§ 任務目標 1
請逐字重現下方資料列中以含有“battery-icon (748, 42, 809, 72)”的那一行開頭、以含有“sell-button[interactable]: Bán (638, 1704, 834, 1784)”的那一行結尾的部分，首尾兩行都要包括。

§ 閱讀文本

當第⼆次執⾏這個定時任務時，就可以查到最新⽣成的⼀條訂單資料統計記錄了。此時會看下這條記錄的時間，距離現在是否超過2天，防⽌跨天資料產⽣。

有了以上資料統計後，在遷移明細表中的每條記錄中，同步完⼀批資料都會記錄⽬前已遷移完多少資料。這樣就可⽤已同步完畢的資料量，除以訂單資料統計記錄的訂單總資料量，結果就是遷移進度。

(3)防止增量同步資料丟失和高效寫入方案

在增量同步中，首先會透過Canal監聽源資料庫中的binlog⽇志，然後Canal再將監聽到的binlog⽇志傳送放到RocketMQ中，接著資料遷移系統會消費RocketMQ中的binlog訊息，把增刪改操作同步到目標資料庫。

問題一：資料遷移系統消費MQ訊息時，如何保證從MQ獲取到的binlog訊息不會丟失

如果源資料庫增刪改操作了，但由於消費異常導致binlog訊息丟失了，那麼目標資料庫中就沒有對應的增量資料操作，這樣源資料庫和目標資料庫的資料就會不⼀致。為了避免消費異常導致binlog訊息丟失，需要設定禁止自動提交訊息。

消費MQ的binlog訊息時，為了提升消費速度，可以採用多執行緒進行消費。比如每消費一條MQ訊息，就向執行緒池提交一個任務，任務執行完才提交訊息。當這些任務的執行速度慢於消費MQ訊息的速度時，執行緒池的阻塞佇列中就會積壓一些任務。如果此時機器釋出重啟，那麼就可能會導致執行緒池中阻塞佇列裡積壓的任務丟失。但是由於禁止訊息自動提交，所以這些丟失任務對應的MQ訊息後續還可以重新被消費，然後再次被提交到執行緒池中進行處理。

為了方便對binlog訊息進行管理和確保binlog訊息不丟失且有記錄可查，這裡引⼊訊息拉取落庫和非同步訊息提交機制，由兩個定時任務來完成。如下所示：

⾸先源資料庫中會有⼀張消費記錄表，定時任務1每次從MQ拉取並消費⼀條訊息時，都會先在消費記錄表中新增⼀條消費記錄，每條消費記錄的初始狀態都為未消費。然後定時任務1再將獲取到的binlog訊息，在目標資料庫中重做binlog⽇志。也就是將舊庫中的增刪改操作，在目標資料庫中重做⼀遍。重做完成後，再來更新剛剛新增的消費記錄的狀態，將記錄的狀態從未消費更新為已消費狀態。

此時需要注意：定時任務1消費MQ的binlog訊息後，並不是自動向MQ提交訊息，⽽是需要進行⼿動提交。否則如果訊息都沒有消費成功，就自動向MQ提交訊息，則可能會出現訊息丟失的情況。所以為了保證binlog訊息不丟失，不會⾃動提交訊息，⽽是將提交訊息的任務交給定時任務2來處理。

定時任務2會專⻔從消費記錄表中，查詢已消費的那些記錄，然後向MQ提交訊息，這樣下次就不會從MQ中消費到了。向MQ提交完訊息後，同時會將消費記錄表中的記錄狀態，從已消費更新為已提交。⾄此，⼀個訊息的消費流程才算結束。

問題二：如何提高增量同步時的資料寫入效率

為了提高資料寫入目標資料庫的效率，這裡引入了資料合併、過濾、讀寫佇列的機制，讀寫佇列和資料合併流程圖如下：

定時任務1新增完消費記錄後，並不會⻢上把資料寫入目標庫，⽽是把binlog日誌先放到⼀個寫佇列中，與寫佇列相對的還有⼀個讀佇列。讀佇列是專⻔用於提供給定時任務3進行處理訊息寫⼊操作的。

§ 任務目標 2
把上方談資料遷移的文字中以含有“消費MQ的binlog訊息時”的字句開頭、以含有“的任務交給定時任務2來處理。”的字句結尾的部分照原文抄寫出來。

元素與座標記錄

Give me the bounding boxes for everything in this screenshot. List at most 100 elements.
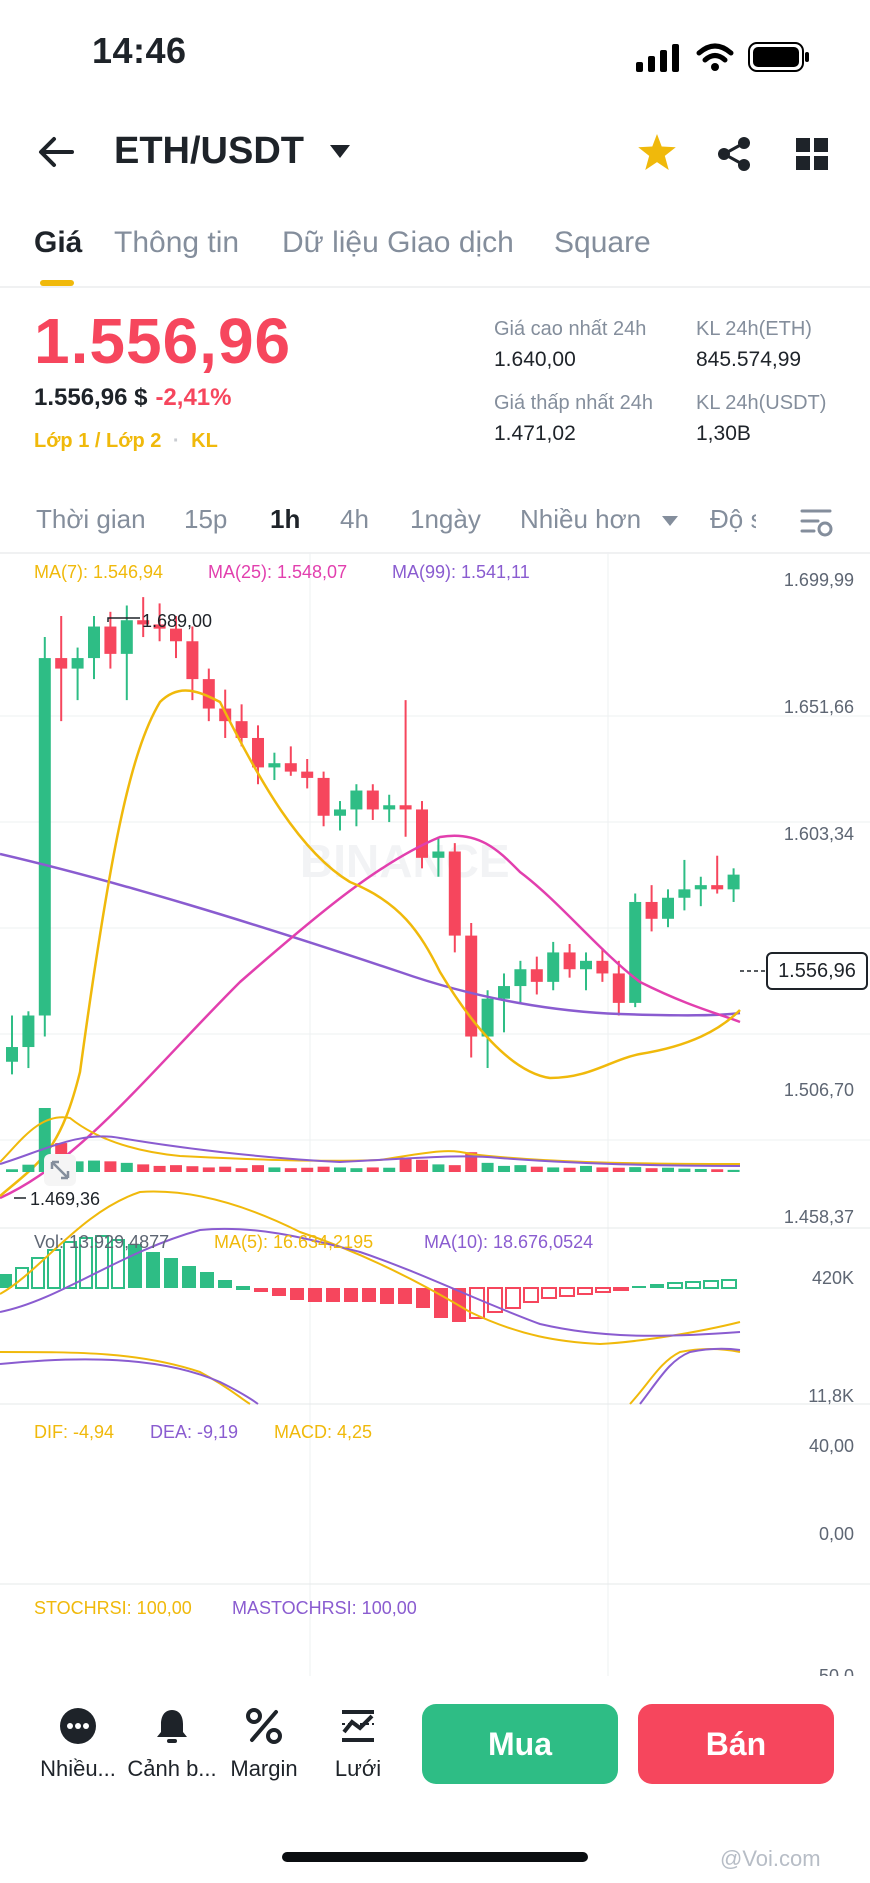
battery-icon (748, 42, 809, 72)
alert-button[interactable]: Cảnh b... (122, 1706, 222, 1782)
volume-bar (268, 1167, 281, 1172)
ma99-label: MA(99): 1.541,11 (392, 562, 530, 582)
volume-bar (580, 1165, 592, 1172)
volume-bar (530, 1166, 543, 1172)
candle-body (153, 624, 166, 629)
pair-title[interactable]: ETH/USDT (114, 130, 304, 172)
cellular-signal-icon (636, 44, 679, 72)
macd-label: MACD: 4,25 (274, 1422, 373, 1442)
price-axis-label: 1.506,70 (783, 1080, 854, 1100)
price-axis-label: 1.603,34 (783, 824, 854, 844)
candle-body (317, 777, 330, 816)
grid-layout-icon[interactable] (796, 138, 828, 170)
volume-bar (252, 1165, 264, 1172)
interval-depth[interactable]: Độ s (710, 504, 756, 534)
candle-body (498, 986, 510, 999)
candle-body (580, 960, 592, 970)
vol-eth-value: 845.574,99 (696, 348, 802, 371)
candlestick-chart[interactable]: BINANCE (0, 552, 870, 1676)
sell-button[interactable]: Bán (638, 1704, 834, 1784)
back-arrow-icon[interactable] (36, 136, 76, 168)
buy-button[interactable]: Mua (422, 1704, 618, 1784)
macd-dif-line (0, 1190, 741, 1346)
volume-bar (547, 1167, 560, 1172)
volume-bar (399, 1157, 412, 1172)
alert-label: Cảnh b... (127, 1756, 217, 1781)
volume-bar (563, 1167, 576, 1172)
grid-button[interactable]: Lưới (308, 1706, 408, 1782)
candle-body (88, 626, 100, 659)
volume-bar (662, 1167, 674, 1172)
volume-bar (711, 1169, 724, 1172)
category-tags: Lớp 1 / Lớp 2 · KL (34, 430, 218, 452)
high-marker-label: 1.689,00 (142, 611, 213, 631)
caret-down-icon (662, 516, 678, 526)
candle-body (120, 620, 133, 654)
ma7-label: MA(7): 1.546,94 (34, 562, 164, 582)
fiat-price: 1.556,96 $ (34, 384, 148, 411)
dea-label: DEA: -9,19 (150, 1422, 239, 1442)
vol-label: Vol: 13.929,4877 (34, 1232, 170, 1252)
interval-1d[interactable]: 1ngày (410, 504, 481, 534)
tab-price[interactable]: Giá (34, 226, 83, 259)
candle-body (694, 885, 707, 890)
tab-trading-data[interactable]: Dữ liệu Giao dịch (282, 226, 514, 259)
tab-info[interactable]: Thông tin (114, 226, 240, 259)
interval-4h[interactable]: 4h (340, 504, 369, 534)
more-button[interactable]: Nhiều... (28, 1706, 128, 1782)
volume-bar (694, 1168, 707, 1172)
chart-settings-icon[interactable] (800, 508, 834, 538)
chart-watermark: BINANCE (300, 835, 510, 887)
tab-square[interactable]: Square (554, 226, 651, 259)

§ 解答 1
battery-icon (748, 42, 809, 72)
alert-button[interactable]: Cảnh b... (122, 1706, 222, 1782)
volume-bar (268, 1167, 281, 1172)
ma99-label: MA(99): 1.541,11 (392, 562, 530, 582)
volume-bar (580, 1165, 592, 1172)
volume-bar (530, 1166, 543, 1172)
candle-body (153, 624, 166, 629)
pair-title[interactable]: ETH/USDT (114, 130, 304, 172)
cellular-signal-icon (636, 44, 679, 72)
macd-label: MACD: 4,25 (274, 1422, 373, 1442)
price-axis-label: 1.506,70 (783, 1080, 854, 1100)
price-axis-label: 1.603,34 (783, 824, 854, 844)
candle-body (317, 777, 330, 816)
grid-layout-icon[interactable] (796, 138, 828, 170)
volume-bar (252, 1165, 264, 1172)
interval-depth[interactable]: Độ s (710, 504, 756, 534)
candle-body (498, 986, 510, 999)
candle-body (580, 960, 592, 970)
vol-eth-value: 845.574,99 (696, 348, 802, 371)
candlestick-chart[interactable]: BINANCE (0, 552, 870, 1676)
sell-button[interactable]: Bán (638, 1704, 834, 1784)

§ 解答 2
消費MQ的binlog訊息時，為了提升消費速度，可以採用多執行緒進行消費。比如每消費一條MQ訊息，就向執行緒池提交一個任務，任務執行完才提交訊息。當這些任務的執行速度慢於消費MQ訊息的速度時，執行緒池的阻塞佇列中就會積壓一些任務。如果此時機器釋出重啟，那麼就可能會導致執行緒池中阻塞佇列裡積壓的任務丟失。但是由於禁止訊息自動提交，所以這些丟失任務對應的MQ訊息後續還可以重新被消費，然後再次被提交到執行緒池中進行處理。

為了方便對binlog訊息進行管理和確保binlog訊息不丟失且有記錄可查，這裡引⼊訊息拉取落庫和非同步訊息提交機制，由兩個定時任務來完成。如下所示：

⾸先源資料庫中會有⼀張消費記錄表，定時任務1每次從MQ拉取並消費⼀條訊息時，都會先在消費記錄表中新增⼀條消費記錄，每條消費記錄的初始狀態都為未消費。然後定時任務1再將獲取到的binlog訊息，在目標資料庫中重做binlog⽇志。也就是將舊庫中的增刪改操作，在目標資料庫中重做⼀遍。重做完成後，再來更新剛剛新增的消費記錄的狀態，將記錄的狀態從未消費更新為已消費狀態。

此時需要注意：定時任務1消費MQ的binlog訊息後，並不是自動向MQ提交訊息，⽽是需要進行⼿動提交。否則如果訊息都沒有消費成功，就自動向MQ提交訊息，則可能會出現訊息丟失的情況。所以為了保證binlog訊息不丟失，不會⾃動提交訊息，⽽是將提交訊息的任務交給定時任務2來處理。